__STATED PROBLEM__
Say how many lines of the material below contain the word "watermark", with no other words.

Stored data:
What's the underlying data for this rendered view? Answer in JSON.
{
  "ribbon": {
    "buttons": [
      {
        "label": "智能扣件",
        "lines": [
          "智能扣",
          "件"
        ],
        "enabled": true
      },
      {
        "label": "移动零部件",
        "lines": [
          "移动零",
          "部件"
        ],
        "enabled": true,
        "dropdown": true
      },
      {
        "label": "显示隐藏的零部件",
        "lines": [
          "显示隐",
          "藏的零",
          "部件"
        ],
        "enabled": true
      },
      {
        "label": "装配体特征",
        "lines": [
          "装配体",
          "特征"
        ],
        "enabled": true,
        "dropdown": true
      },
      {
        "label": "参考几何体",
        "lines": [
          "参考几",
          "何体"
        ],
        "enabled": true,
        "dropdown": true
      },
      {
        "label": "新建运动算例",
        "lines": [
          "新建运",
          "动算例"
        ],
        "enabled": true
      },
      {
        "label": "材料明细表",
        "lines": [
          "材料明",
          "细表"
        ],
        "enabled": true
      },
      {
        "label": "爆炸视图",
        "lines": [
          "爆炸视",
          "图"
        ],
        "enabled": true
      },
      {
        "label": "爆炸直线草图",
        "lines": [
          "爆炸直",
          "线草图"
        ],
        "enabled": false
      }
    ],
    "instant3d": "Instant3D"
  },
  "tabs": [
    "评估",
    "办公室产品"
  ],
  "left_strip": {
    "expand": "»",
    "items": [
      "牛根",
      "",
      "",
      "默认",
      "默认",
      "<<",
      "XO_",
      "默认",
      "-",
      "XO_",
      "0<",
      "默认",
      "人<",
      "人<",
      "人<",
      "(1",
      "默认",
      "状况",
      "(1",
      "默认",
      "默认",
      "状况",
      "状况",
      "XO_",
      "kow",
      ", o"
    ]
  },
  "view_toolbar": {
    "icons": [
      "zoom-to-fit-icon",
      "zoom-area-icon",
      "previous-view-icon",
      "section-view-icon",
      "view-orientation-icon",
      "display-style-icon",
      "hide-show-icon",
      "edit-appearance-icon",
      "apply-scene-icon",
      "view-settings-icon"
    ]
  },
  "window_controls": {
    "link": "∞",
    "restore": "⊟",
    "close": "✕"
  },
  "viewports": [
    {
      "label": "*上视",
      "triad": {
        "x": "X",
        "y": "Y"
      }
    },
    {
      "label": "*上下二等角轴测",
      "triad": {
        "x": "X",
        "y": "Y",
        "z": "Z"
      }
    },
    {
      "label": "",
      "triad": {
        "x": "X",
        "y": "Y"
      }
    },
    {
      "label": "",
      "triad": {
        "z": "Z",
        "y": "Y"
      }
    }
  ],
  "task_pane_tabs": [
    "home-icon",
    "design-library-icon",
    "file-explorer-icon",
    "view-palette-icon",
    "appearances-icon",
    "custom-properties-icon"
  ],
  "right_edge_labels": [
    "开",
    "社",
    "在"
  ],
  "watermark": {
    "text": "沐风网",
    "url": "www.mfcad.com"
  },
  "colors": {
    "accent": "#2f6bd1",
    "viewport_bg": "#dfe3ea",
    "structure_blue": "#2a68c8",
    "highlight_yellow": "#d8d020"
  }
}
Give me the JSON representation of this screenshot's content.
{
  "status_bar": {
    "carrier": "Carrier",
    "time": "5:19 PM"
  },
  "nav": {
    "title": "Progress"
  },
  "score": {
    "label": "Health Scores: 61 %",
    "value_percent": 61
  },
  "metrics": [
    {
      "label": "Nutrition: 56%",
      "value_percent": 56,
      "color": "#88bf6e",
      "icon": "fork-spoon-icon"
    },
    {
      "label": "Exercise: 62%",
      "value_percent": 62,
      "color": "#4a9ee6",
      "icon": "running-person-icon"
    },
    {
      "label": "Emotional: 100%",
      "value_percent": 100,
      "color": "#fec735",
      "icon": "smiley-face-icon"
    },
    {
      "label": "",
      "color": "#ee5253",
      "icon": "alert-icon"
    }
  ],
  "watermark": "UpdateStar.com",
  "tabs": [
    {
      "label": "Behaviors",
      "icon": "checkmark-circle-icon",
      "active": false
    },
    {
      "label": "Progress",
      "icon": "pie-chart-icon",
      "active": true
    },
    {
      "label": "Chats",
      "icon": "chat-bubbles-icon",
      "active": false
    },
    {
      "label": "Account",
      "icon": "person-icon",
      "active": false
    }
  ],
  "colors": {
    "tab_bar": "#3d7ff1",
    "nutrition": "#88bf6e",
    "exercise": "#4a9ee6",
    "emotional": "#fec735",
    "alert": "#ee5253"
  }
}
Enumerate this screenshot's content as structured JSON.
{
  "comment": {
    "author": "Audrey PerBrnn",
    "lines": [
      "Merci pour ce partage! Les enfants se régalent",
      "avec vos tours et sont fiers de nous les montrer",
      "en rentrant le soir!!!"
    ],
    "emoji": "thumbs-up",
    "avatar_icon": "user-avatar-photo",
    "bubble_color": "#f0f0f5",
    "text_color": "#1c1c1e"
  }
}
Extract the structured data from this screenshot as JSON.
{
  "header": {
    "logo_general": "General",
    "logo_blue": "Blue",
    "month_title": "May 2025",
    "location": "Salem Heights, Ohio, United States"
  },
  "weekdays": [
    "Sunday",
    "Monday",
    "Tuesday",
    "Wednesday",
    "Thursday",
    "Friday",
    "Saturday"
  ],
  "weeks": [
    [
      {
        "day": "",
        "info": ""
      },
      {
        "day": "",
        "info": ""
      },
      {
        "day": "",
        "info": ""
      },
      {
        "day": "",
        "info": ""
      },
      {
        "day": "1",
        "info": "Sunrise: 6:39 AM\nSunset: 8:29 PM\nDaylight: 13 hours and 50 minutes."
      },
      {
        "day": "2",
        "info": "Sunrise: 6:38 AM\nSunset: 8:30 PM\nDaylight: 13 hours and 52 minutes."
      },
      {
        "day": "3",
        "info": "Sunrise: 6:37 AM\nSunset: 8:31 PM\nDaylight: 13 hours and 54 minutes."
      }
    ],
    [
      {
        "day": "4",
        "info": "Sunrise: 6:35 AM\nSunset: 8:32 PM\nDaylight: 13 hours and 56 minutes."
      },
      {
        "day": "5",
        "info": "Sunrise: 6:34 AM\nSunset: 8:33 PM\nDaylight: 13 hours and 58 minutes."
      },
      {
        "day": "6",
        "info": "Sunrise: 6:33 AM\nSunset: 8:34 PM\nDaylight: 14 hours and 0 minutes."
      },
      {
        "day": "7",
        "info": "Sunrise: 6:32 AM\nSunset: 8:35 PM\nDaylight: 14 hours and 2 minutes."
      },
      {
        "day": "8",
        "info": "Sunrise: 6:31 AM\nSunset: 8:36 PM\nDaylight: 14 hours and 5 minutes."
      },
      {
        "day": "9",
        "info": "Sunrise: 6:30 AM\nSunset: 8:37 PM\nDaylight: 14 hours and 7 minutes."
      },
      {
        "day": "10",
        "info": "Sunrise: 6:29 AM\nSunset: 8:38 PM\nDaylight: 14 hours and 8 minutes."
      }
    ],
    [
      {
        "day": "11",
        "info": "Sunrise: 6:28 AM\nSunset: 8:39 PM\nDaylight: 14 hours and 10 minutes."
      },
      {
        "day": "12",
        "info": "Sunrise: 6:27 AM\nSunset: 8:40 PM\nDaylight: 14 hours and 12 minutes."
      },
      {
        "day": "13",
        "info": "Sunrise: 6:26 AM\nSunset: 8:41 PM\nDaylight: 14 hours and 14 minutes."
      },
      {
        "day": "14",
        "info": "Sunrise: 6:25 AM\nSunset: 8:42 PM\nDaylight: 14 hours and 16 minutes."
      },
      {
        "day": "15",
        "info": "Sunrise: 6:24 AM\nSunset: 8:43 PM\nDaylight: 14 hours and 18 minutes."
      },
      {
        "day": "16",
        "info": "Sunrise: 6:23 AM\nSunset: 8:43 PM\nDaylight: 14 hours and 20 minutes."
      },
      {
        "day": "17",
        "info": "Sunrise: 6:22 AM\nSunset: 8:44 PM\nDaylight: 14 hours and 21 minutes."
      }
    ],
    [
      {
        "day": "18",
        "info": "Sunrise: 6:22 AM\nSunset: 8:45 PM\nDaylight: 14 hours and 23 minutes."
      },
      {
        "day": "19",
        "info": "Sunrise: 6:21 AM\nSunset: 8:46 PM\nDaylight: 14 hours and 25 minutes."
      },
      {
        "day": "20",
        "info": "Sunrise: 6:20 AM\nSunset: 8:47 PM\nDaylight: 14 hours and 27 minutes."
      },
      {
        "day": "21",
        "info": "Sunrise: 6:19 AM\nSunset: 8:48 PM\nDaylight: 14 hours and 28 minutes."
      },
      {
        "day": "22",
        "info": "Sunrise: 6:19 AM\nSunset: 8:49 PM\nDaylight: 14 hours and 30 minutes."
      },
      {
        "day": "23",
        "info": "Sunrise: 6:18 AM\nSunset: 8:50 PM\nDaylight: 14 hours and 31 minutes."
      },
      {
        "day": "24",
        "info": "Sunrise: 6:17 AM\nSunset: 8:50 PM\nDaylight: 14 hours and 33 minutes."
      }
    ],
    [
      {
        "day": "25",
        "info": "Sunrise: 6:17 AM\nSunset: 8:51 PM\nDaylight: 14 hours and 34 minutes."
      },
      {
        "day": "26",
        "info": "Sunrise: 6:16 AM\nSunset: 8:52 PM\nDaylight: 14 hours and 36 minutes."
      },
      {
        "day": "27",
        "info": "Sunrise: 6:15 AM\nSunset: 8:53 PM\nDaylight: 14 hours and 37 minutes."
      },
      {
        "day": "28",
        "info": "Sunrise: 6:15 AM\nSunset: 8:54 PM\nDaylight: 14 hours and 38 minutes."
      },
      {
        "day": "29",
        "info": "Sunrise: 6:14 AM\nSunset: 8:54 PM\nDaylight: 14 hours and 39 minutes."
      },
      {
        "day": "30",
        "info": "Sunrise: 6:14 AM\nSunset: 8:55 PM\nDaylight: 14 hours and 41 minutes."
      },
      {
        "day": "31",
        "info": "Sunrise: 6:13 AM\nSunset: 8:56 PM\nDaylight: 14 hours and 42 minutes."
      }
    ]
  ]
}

__ANSWER TO THE PROBLEM__
2